■ Aim ■
From the data that follows, copy every line holding the string "Integer".

■ Extracted data ■
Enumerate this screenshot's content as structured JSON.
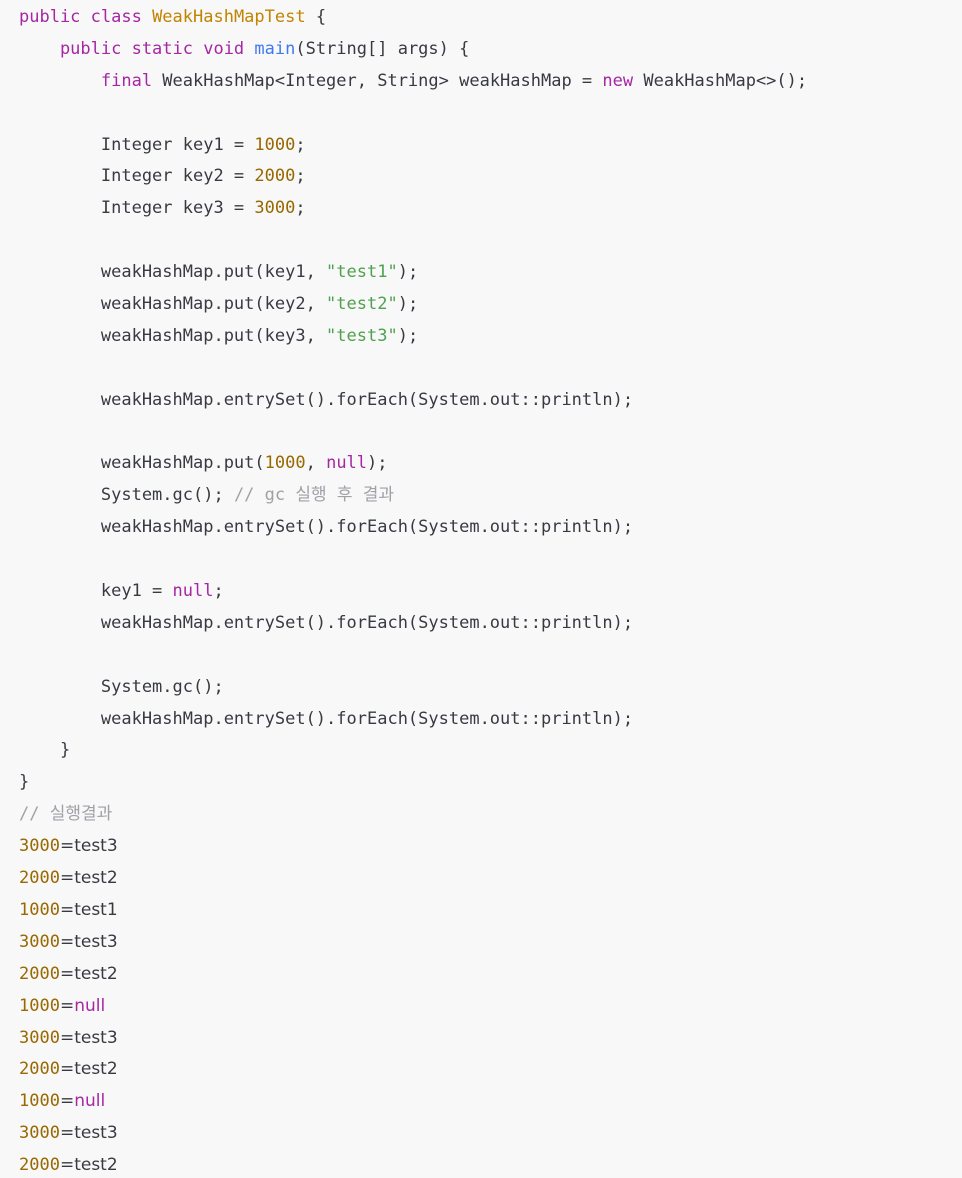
{
  "code_lines": [
    [
      {
        "t": "public class ",
        "c": "kw"
      },
      {
        "t": "WeakHashMapTest",
        "c": "cls"
      },
      {
        "t": " {",
        "c": "plain"
      }
    ],
    [
      {
        "t": "    public static void ",
        "c": "kw"
      },
      {
        "t": "main",
        "c": "fn"
      },
      {
        "t": "(String[] args) {",
        "c": "plain"
      }
    ],
    [
      {
        "t": "        final ",
        "c": "kw"
      },
      {
        "t": "WeakHashMap<Integer, String> weakHashMap = ",
        "c": "plain"
      },
      {
        "t": "new",
        "c": "kw"
      },
      {
        "t": " WeakHashMap<>();",
        "c": "plain"
      }
    ],
    [],
    [
      {
        "t": "        Integer key1 = ",
        "c": "plain"
      },
      {
        "t": "1000",
        "c": "num"
      },
      {
        "t": ";",
        "c": "plain"
      }
    ],
    [
      {
        "t": "        Integer key2 = ",
        "c": "plain"
      },
      {
        "t": "2000",
        "c": "num"
      },
      {
        "t": ";",
        "c": "plain"
      }
    ],
    [
      {
        "t": "        Integer key3 = ",
        "c": "plain"
      },
      {
        "t": "3000",
        "c": "num"
      },
      {
        "t": ";",
        "c": "plain"
      }
    ],
    [],
    [
      {
        "t": "        weakHashMap.put(key1, ",
        "c": "plain"
      },
      {
        "t": "\"test1\"",
        "c": "str"
      },
      {
        "t": ");",
        "c": "plain"
      }
    ],
    [
      {
        "t": "        weakHashMap.put(key2, ",
        "c": "plain"
      },
      {
        "t": "\"test2\"",
        "c": "str"
      },
      {
        "t": ");",
        "c": "plain"
      }
    ],
    [
      {
        "t": "        weakHashMap.put(key3, ",
        "c": "plain"
      },
      {
        "t": "\"test3\"",
        "c": "str"
      },
      {
        "t": ");",
        "c": "plain"
      }
    ],
    [],
    [
      {
        "t": "        weakHashMap.entrySet().forEach(System.out::println);",
        "c": "plain"
      }
    ],
    [],
    [
      {
        "t": "        weakHashMap.put(",
        "c": "plain"
      },
      {
        "t": "1000",
        "c": "num"
      },
      {
        "t": ", ",
        "c": "plain"
      },
      {
        "t": "null",
        "c": "kw"
      },
      {
        "t": ");",
        "c": "plain"
      }
    ],
    [
      {
        "t": "        System.gc(); ",
        "c": "plain"
      },
      {
        "t": "// gc 실행 후 결과",
        "c": "com"
      }
    ],
    [
      {
        "t": "        weakHashMap.entrySet().forEach(System.out::println);",
        "c": "plain"
      }
    ],
    [],
    [
      {
        "t": "        key1 = ",
        "c": "plain"
      },
      {
        "t": "null",
        "c": "kw"
      },
      {
        "t": ";",
        "c": "plain"
      }
    ],
    [
      {
        "t": "        weakHashMap.entrySet().forEach(System.out::println);",
        "c": "plain"
      }
    ],
    [],
    [
      {
        "t": "        System.gc();",
        "c": "plain"
      }
    ],
    [
      {
        "t": "        weakHashMap.entrySet().forEach(System.out::println);",
        "c": "plain"
      }
    ],
    [
      {
        "t": "    }",
        "c": "plain"
      }
    ],
    [
      {
        "t": "}",
        "c": "plain"
      }
    ],
    [
      {
        "t": "// 실행결과",
        "c": "com"
      }
    ],
    [
      {
        "t": "3000",
        "c": "num"
      },
      {
        "t": "=test3",
        "c": "plain",
        "o": 1
      }
    ],
    [
      {
        "t": "2000",
        "c": "num"
      },
      {
        "t": "=test2",
        "c": "plain",
        "o": 1
      }
    ],
    [
      {
        "t": "1000",
        "c": "num"
      },
      {
        "t": "=test1",
        "c": "plain",
        "o": 1
      }
    ],
    [
      {
        "t": "3000",
        "c": "num"
      },
      {
        "t": "=test3",
        "c": "plain",
        "o": 1
      }
    ],
    [
      {
        "t": "2000",
        "c": "num"
      },
      {
        "t": "=test2",
        "c": "plain",
        "o": 1
      }
    ],
    [
      {
        "t": "1000",
        "c": "num"
      },
      {
        "t": "=",
        "c": "plain",
        "o": 1
      },
      {
        "t": "null",
        "c": "kw",
        "o": 1
      }
    ],
    [
      {
        "t": "3000",
        "c": "num"
      },
      {
        "t": "=test3",
        "c": "plain",
        "o": 1
      }
    ],
    [
      {
        "t": "2000",
        "c": "num"
      },
      {
        "t": "=test2",
        "c": "plain",
        "o": 1
      }
    ],
    [
      {
        "t": "1000",
        "c": "num"
      },
      {
        "t": "=",
        "c": "plain",
        "o": 1
      },
      {
        "t": "null",
        "c": "kw",
        "o": 1
      }
    ],
    [
      {
        "t": "3000",
        "c": "num"
      },
      {
        "t": "=test3",
        "c": "plain",
        "o": 1
      }
    ],
    [
      {
        "t": "2000",
        "c": "num"
      },
      {
        "t": "=test2",
        "c": "plain",
        "o": 1
      }
    ]
  ],
  "colors": {
    "background": "#f8f8f8",
    "keyword": "#a626a4",
    "class_name": "#c18401",
    "function": "#4078f2",
    "number": "#986801",
    "string": "#50a14f",
    "comment": "#a0a1a7",
    "text": "#383a42"
  }
}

■ Reply to the task ■
        "t": "WeakHashMap<Integer, String> weakHashMap = ",
        "t": "        Integer key1 = ",
        "t": "        Integer key2 = ",
        "t": "        Integer key3 = ",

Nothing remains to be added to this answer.